## BEGIN Records for the exercise

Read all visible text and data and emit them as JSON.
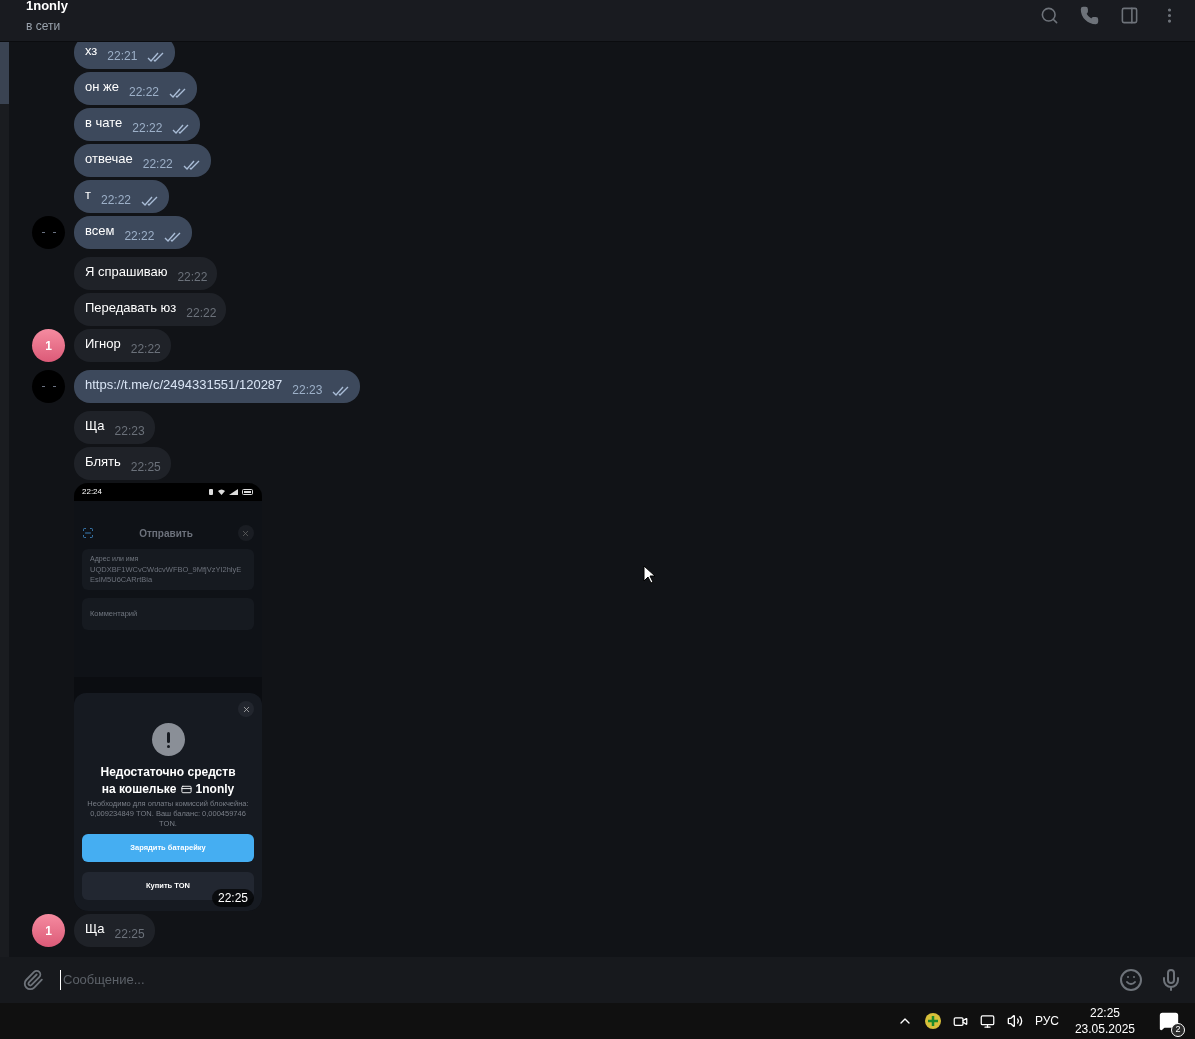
{
  "header": {
    "title": "1nonly",
    "status": "в сети"
  },
  "messages": [
    {
      "kind": "out",
      "text": "хз",
      "time": "22:21"
    },
    {
      "kind": "out",
      "text": "он же",
      "time": "22:22"
    },
    {
      "kind": "out",
      "text": "в чате",
      "time": "22:22"
    },
    {
      "kind": "out",
      "text": "отвечае",
      "time": "22:22"
    },
    {
      "kind": "out",
      "text": "т",
      "time": "22:22"
    },
    {
      "kind": "out",
      "text": "всем",
      "time": "22:22",
      "avatar": {
        "kind": "dark"
      }
    },
    {
      "kind": "in",
      "text": "Я спрашиваю",
      "time": "22:22"
    },
    {
      "kind": "in",
      "text": "Передавать юз",
      "time": "22:22"
    },
    {
      "kind": "in",
      "text": "Игнор",
      "time": "22:22",
      "avatar": {
        "kind": "letter",
        "letter": "1"
      }
    },
    {
      "kind": "out",
      "text": "https://t.me/c/2494331551/120287",
      "time": "22:23",
      "link": true,
      "avatar": {
        "kind": "dark"
      }
    },
    {
      "kind": "in",
      "text": "Ща",
      "time": "22:23"
    },
    {
      "kind": "in",
      "text": "Блять",
      "time": "22:25"
    },
    {
      "kind": "image",
      "time": "22:25",
      "shot": {
        "status_time": "22:24",
        "sheet_title": "Отправить",
        "address_label": "Адрес или имя",
        "address": "UQDXBF1WCvCWdcvWFBO_9MfjVzYI2hlyEEsIM5U6CARrtBia",
        "comment_placeholder": "Комментарий",
        "alert_title_line1": "Недостаточно средств",
        "alert_title_line2": "на кошельке",
        "alert_title_end": "1nonly",
        "alert_text": "Необходимо для оплаты комиссий блокчейна: 0,009234849 TON. Ваш баланс: 0,000459746 TON.",
        "primary_button": "Зарядить батарейку",
        "secondary_button": "Купить TON"
      }
    },
    {
      "kind": "in",
      "text": "Ща",
      "time": "22:25",
      "avatar": {
        "kind": "letter",
        "letter": "1"
      }
    }
  ],
  "composer": {
    "placeholder": "Сообщение..."
  },
  "taskbar": {
    "language": "РУС",
    "time": "22:25",
    "date": "23.05.2025",
    "notifications": "2"
  }
}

## END Records for the exercise

Goal of the exercise: Quote the material word for word, dropping any images it holds.

Response below:
Read all visible text and data and emit them as JSON.
{
  "header": {
    "title": "1nonly",
    "status": "в сети"
  },
  "messages": [
    {
      "kind": "out",
      "text": "хз",
      "time": "22:21"
    },
    {
      "kind": "out",
      "text": "он же",
      "time": "22:22"
    },
    {
      "kind": "out",
      "text": "в чате",
      "time": "22:22"
    },
    {
      "kind": "out",
      "text": "отвечае",
      "time": "22:22"
    },
    {
      "kind": "out",
      "text": "т",
      "time": "22:22"
    },
    {
      "kind": "out",
      "text": "всем",
      "time": "22:22",
      "avatar": {
        "kind": "dark"
      }
    },
    {
      "kind": "in",
      "text": "Я спрашиваю",
      "time": "22:22"
    },
    {
      "kind": "in",
      "text": "Передавать юз",
      "time": "22:22"
    },
    {
      "kind": "in",
      "text": "Игнор",
      "time": "22:22",
      "avatar": {
        "kind": "letter",
        "letter": "1"
      }
    },
    {
      "kind": "out",
      "text": "https://t.me/c/2494331551/120287",
      "time": "22:23",
      "link": true,
      "avatar": {
        "kind": "dark"
      }
    },
    {
      "kind": "in",
      "text": "Ща",
      "time": "22:23"
    },
    {
      "kind": "in",
      "text": "Блять",
      "time": "22:25"
    },
    {
      "kind": "image",
      "time": "22:25",
      "shot": {
        "status_time": "22:24",
        "sheet_title": "Отправить",
        "address_label": "Адрес или имя",
        "address": "UQDXBF1WCvCWdcvWFBO_9MfjVzYI2hlyEEsIM5U6CARrtBia",
        "comment_placeholder": "Комментарий",
        "alert_title_line1": "Недостаточно средств",
        "alert_title_line2": "на кошельке",
        "alert_title_end": "1nonly",
        "alert_text": "Необходимо для оплаты комиссий блокчейна: 0,009234849 TON. Ваш баланс: 0,000459746 TON.",
        "primary_button": "Зарядить батарейку",
        "secondary_button": "Купить TON"
      }
    },
    {
      "kind": "in",
      "text": "Ща",
      "time": "22:25",
      "avatar": {
        "kind": "letter",
        "letter": "1"
      }
    }
  ],
  "composer": {
    "placeholder": "Сообщение..."
  },
  "taskbar": {
    "language": "РУС",
    "time": "22:25",
    "date": "23.05.2025",
    "notifications": "2"
  }
}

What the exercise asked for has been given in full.